**** Input records

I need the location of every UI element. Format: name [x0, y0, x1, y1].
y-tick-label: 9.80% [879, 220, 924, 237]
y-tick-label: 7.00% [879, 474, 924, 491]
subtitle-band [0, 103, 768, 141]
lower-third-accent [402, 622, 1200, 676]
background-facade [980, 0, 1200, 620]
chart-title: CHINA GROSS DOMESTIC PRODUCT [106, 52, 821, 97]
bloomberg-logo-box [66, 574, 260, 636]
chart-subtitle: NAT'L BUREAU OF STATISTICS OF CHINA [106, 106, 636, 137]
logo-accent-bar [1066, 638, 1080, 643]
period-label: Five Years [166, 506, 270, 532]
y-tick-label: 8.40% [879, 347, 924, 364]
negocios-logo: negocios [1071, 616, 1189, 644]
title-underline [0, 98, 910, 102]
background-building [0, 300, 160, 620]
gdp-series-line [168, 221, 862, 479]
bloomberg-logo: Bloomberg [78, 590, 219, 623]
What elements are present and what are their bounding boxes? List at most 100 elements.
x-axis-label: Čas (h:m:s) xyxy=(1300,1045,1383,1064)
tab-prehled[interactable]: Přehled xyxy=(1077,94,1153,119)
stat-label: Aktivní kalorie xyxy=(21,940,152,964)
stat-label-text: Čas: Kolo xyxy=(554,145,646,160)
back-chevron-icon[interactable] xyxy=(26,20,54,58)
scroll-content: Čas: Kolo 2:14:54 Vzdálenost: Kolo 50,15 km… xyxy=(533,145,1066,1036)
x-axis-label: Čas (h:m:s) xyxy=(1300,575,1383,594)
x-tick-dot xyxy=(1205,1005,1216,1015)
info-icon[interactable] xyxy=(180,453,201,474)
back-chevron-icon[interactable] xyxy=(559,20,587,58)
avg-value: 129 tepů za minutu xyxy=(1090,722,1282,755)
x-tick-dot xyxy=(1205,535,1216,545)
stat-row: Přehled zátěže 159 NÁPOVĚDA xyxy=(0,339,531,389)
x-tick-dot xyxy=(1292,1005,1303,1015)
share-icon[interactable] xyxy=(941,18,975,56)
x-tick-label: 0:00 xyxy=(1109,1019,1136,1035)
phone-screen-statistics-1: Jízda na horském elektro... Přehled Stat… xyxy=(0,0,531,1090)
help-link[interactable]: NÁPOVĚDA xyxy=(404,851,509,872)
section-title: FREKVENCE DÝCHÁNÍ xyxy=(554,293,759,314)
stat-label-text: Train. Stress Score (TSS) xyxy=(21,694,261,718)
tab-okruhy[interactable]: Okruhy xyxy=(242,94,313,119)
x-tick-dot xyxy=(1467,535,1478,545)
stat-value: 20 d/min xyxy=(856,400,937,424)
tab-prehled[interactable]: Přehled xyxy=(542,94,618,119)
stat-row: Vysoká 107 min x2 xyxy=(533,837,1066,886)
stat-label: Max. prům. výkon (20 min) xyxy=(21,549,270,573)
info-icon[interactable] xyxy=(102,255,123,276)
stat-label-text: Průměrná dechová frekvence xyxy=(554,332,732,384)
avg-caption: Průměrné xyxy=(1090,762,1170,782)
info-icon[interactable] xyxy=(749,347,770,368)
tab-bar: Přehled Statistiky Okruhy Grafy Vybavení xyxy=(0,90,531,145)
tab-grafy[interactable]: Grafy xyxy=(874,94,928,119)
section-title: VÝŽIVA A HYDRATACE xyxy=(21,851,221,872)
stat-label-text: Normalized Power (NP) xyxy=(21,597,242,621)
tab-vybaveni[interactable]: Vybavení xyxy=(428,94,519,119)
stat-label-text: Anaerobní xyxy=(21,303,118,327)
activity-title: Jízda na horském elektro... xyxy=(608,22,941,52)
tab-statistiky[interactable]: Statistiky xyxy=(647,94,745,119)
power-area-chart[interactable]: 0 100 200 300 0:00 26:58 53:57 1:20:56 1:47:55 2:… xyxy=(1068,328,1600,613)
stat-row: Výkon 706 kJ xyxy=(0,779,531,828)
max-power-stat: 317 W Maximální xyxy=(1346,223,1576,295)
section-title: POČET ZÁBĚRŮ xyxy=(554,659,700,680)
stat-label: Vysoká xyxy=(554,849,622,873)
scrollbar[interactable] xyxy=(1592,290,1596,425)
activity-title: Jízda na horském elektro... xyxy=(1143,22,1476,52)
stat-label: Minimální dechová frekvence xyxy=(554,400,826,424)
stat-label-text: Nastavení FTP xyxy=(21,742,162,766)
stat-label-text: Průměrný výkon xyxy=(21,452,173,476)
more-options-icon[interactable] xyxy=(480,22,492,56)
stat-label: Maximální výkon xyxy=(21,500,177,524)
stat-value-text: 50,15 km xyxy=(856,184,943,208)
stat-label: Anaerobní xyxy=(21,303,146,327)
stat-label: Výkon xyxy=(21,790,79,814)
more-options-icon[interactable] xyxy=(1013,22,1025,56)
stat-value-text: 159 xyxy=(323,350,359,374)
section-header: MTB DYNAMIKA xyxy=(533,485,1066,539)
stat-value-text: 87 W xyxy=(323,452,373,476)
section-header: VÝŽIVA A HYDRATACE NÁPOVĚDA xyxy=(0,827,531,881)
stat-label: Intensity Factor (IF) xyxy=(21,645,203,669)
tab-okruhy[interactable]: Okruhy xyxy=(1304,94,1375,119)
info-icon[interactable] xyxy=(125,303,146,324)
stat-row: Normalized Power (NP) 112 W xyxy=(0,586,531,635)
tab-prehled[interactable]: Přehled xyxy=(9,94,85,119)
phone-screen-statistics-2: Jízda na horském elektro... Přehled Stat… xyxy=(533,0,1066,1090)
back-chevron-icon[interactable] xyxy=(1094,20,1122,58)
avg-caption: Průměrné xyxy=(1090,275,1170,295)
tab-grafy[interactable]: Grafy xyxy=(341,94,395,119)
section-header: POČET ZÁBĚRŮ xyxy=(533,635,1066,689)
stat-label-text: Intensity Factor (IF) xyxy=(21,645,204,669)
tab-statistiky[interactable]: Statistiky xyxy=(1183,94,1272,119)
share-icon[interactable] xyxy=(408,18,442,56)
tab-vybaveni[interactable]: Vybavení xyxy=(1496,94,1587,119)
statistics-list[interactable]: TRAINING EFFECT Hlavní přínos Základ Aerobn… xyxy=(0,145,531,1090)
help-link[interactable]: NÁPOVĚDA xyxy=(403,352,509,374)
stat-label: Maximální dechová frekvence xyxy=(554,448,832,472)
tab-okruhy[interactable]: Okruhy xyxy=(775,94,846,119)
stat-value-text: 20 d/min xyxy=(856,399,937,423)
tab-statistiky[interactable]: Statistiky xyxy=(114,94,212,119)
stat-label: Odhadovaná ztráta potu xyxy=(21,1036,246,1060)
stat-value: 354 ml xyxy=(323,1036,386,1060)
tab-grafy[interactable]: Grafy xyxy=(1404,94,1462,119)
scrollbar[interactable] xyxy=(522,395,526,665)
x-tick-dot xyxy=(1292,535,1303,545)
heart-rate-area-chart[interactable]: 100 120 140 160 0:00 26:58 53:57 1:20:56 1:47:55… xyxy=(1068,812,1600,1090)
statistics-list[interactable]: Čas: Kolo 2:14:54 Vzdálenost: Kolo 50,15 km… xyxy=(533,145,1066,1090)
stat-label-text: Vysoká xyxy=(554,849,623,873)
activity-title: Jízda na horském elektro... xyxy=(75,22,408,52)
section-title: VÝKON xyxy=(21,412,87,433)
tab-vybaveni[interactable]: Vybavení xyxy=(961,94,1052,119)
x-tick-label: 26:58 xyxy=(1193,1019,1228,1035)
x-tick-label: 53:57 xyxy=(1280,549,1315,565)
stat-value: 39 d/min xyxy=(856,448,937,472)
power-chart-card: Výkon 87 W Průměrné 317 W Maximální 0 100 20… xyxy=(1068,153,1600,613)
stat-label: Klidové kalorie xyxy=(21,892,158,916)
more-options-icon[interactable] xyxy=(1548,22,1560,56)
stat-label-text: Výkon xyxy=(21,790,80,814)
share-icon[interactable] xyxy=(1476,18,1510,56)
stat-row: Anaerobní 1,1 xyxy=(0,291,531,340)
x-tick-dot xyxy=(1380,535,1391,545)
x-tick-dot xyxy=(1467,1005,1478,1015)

********

→ To be done: Copy the records verbatim, starting at the very beginning and ending with the line that contains "lower-third-accent [402, 622, 1200, 676]", including that line.

→ Task solution:
I need the location of every UI element. Format: name [x0, y0, x1, y1].
y-tick-label: 9.80% [879, 220, 924, 237]
y-tick-label: 7.00% [879, 474, 924, 491]
subtitle-band [0, 103, 768, 141]
lower-third-accent [402, 622, 1200, 676]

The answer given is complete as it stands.